— MATERIAL TO PROCESS —
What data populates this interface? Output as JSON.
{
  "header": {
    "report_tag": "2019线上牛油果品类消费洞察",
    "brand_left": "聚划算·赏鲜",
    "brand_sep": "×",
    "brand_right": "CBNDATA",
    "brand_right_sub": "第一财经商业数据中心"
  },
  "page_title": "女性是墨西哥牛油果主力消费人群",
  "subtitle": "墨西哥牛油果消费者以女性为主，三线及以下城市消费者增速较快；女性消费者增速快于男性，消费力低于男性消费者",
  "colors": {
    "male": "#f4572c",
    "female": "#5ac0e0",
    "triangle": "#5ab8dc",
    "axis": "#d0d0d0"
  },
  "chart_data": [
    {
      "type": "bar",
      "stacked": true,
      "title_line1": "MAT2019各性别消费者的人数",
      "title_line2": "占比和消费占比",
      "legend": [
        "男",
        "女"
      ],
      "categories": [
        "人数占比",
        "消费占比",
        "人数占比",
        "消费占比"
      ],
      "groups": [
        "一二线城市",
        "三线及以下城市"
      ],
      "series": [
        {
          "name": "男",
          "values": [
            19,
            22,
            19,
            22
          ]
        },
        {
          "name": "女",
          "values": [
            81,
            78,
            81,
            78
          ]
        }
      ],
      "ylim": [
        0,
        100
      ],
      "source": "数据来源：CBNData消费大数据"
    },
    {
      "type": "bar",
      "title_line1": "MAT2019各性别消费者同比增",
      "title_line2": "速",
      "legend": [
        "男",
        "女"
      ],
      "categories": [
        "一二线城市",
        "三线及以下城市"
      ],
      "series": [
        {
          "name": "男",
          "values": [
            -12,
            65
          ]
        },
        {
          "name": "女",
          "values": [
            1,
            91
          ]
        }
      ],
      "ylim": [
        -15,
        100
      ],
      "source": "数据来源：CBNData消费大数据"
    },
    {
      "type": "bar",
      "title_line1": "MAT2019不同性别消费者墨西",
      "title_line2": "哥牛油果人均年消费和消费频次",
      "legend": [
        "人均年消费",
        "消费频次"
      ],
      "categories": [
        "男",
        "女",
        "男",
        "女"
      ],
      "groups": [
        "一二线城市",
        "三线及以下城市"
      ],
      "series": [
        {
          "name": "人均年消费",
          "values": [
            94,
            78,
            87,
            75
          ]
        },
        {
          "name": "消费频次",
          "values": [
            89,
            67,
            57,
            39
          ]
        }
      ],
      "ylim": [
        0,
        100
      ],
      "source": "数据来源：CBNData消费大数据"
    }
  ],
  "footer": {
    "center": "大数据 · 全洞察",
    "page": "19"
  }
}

==

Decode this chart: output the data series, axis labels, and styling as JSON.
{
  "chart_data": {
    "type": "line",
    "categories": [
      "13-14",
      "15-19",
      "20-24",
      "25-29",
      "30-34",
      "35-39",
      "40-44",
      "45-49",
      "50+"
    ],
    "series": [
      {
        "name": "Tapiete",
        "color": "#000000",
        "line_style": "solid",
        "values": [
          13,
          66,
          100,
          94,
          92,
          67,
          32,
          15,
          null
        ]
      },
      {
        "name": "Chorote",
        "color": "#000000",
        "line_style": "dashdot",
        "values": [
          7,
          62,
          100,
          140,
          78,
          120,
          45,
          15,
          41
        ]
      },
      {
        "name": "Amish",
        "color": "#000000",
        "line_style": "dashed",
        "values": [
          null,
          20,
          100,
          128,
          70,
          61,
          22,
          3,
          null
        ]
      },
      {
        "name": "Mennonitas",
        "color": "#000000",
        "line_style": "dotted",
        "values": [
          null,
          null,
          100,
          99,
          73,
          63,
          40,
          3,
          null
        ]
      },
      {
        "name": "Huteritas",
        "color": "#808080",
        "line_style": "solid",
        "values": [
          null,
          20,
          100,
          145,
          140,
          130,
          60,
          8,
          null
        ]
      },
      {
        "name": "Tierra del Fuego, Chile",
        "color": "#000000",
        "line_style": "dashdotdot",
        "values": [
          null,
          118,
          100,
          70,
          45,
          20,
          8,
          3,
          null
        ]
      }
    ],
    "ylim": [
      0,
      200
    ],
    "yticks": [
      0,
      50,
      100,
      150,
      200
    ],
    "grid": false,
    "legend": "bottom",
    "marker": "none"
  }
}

— WHAT IS NEEDED —
Looking at the entries above, how many lines contain the word "this"? Answer with the number alone.

— WRITTEN ANSWER —
2